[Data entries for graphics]
-------------------------
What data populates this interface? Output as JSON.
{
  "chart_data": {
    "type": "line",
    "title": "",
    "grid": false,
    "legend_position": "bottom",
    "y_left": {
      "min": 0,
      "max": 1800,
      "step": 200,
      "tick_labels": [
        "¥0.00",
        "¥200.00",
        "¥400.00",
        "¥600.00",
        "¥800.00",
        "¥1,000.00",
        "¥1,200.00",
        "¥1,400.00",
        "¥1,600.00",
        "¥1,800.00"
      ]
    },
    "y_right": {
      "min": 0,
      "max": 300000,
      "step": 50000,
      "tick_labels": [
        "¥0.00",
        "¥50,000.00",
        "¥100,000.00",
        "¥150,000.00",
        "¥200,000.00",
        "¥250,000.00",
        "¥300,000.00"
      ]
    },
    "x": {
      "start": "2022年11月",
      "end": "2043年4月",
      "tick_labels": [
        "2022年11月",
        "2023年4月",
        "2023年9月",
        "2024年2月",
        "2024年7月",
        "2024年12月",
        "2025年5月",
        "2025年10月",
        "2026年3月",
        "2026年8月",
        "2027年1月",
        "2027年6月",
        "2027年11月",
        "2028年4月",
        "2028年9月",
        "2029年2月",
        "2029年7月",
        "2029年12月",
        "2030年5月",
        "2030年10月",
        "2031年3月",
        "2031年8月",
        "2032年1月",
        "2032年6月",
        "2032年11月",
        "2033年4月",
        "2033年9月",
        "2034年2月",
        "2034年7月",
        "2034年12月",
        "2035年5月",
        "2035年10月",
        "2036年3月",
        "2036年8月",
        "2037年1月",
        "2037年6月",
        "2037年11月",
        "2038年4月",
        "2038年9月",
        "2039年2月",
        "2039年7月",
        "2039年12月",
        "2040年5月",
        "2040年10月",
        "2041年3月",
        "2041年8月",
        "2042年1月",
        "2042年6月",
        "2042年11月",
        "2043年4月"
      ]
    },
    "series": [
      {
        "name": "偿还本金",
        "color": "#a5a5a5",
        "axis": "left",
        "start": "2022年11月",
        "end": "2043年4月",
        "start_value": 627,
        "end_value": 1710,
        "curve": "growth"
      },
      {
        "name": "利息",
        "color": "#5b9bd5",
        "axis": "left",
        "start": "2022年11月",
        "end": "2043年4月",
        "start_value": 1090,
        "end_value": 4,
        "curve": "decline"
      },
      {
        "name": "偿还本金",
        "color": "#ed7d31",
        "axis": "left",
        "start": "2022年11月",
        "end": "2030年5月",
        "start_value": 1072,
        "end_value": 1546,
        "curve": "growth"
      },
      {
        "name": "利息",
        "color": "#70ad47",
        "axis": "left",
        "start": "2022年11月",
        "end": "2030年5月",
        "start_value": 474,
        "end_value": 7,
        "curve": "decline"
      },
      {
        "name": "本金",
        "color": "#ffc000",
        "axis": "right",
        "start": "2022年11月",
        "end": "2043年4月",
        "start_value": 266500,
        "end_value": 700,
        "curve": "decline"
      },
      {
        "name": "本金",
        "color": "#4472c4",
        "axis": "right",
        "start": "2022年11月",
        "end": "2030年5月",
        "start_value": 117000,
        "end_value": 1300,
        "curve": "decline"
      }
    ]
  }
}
-------------------------
Repeat the lines above exactly.

COMPLETE RESPONSE —
What data populates this interface? Output as JSON.
{
  "chart_data": {
    "type": "line",
    "title": "",
    "grid": false,
    "legend_position": "bottom",
    "y_left": {
      "min": 0,
      "max": 1800,
      "step": 200,
      "tick_labels": [
        "¥0.00",
        "¥200.00",
        "¥400.00",
        "¥600.00",
        "¥800.00",
        "¥1,000.00",
        "¥1,200.00",
        "¥1,400.00",
        "¥1,600.00",
        "¥1,800.00"
      ]
    },
    "y_right": {
      "min": 0,
      "max": 300000,
      "step": 50000,
      "tick_labels": [
        "¥0.00",
        "¥50,000.00",
        "¥100,000.00",
        "¥150,000.00",
        "¥200,000.00",
        "¥250,000.00",
        "¥300,000.00"
      ]
    },
    "x": {
      "start": "2022年11月",
      "end": "2043年4月",
      "tick_labels": [
        "2022年11月",
        "2023年4月",
        "2023年9月",
        "2024年2月",
        "2024年7月",
        "2024年12月",
        "2025年5月",
        "2025年10月",
        "2026年3月",
        "2026年8月",
        "2027年1月",
        "2027年6月",
        "2027年11月",
        "2028年4月",
        "2028年9月",
        "2029年2月",
        "2029年7月",
        "2029年12月",
        "2030年5月",
        "2030年10月",
        "2031年3月",
        "2031年8月",
        "2032年1月",
        "2032年6月",
        "2032年11月",
        "2033年4月",
        "2033年9月",
        "2034年2月",
        "2034年7月",
        "2034年12月",
        "2035年5月",
        "2035年10月",
        "2036年3月",
        "2036年8月",
        "2037年1月",
        "2037年6月",
        "2037年11月",
        "2038年4月",
        "2038年9月",
        "2039年2月",
        "2039年7月",
        "2039年12月",
        "2040年5月",
        "2040年10月",
        "2041年3月",
        "2041年8月",
        "2042年1月",
        "2042年6月",
        "2042年11月",
        "2043年4月"
      ]
    },
    "series": [
      {
        "name": "偿还本金",
        "color": "#a5a5a5",
        "axis": "left",
        "start": "2022年11月",
        "end": "2043年4月",
        "start_value": 627,
        "end_value": 1710,
        "curve": "growth"
      },
      {
        "name": "利息",
        "color": "#5b9bd5",
        "axis": "left",
        "start": "2022年11月",
        "end": "2043年4月",
        "start_value": 1090,
        "end_value": 4,
        "curve": "decline"
      },
      {
        "name": "偿还本金",
        "color": "#ed7d31",
        "axis": "left",
        "start": "2022年11月",
        "end": "2030年5月",
        "start_value": 1072,
        "end_value": 1546,
        "curve": "growth"
      },
      {
        "name": "利息",
        "color": "#70ad47",
        "axis": "left",
        "start": "2022年11月",
        "end": "2030年5月",
        "start_value": 474,
        "end_value": 7,
        "curve": "decline"
      },
      {
        "name": "本金",
        "color": "#ffc000",
        "axis": "right",
        "start": "2022年11月",
        "end": "2043年4月",
        "start_value": 266500,
        "end_value": 700,
        "curve": "decline"
      },
      {
        "name": "本金",
        "color": "#4472c4",
        "axis": "right",
        "start": "2022年11月",
        "end": "2030年5月",
        "start_value": 117000,
        "end_value": 1300,
        "curve": "decline"
      }
    ]
  }
}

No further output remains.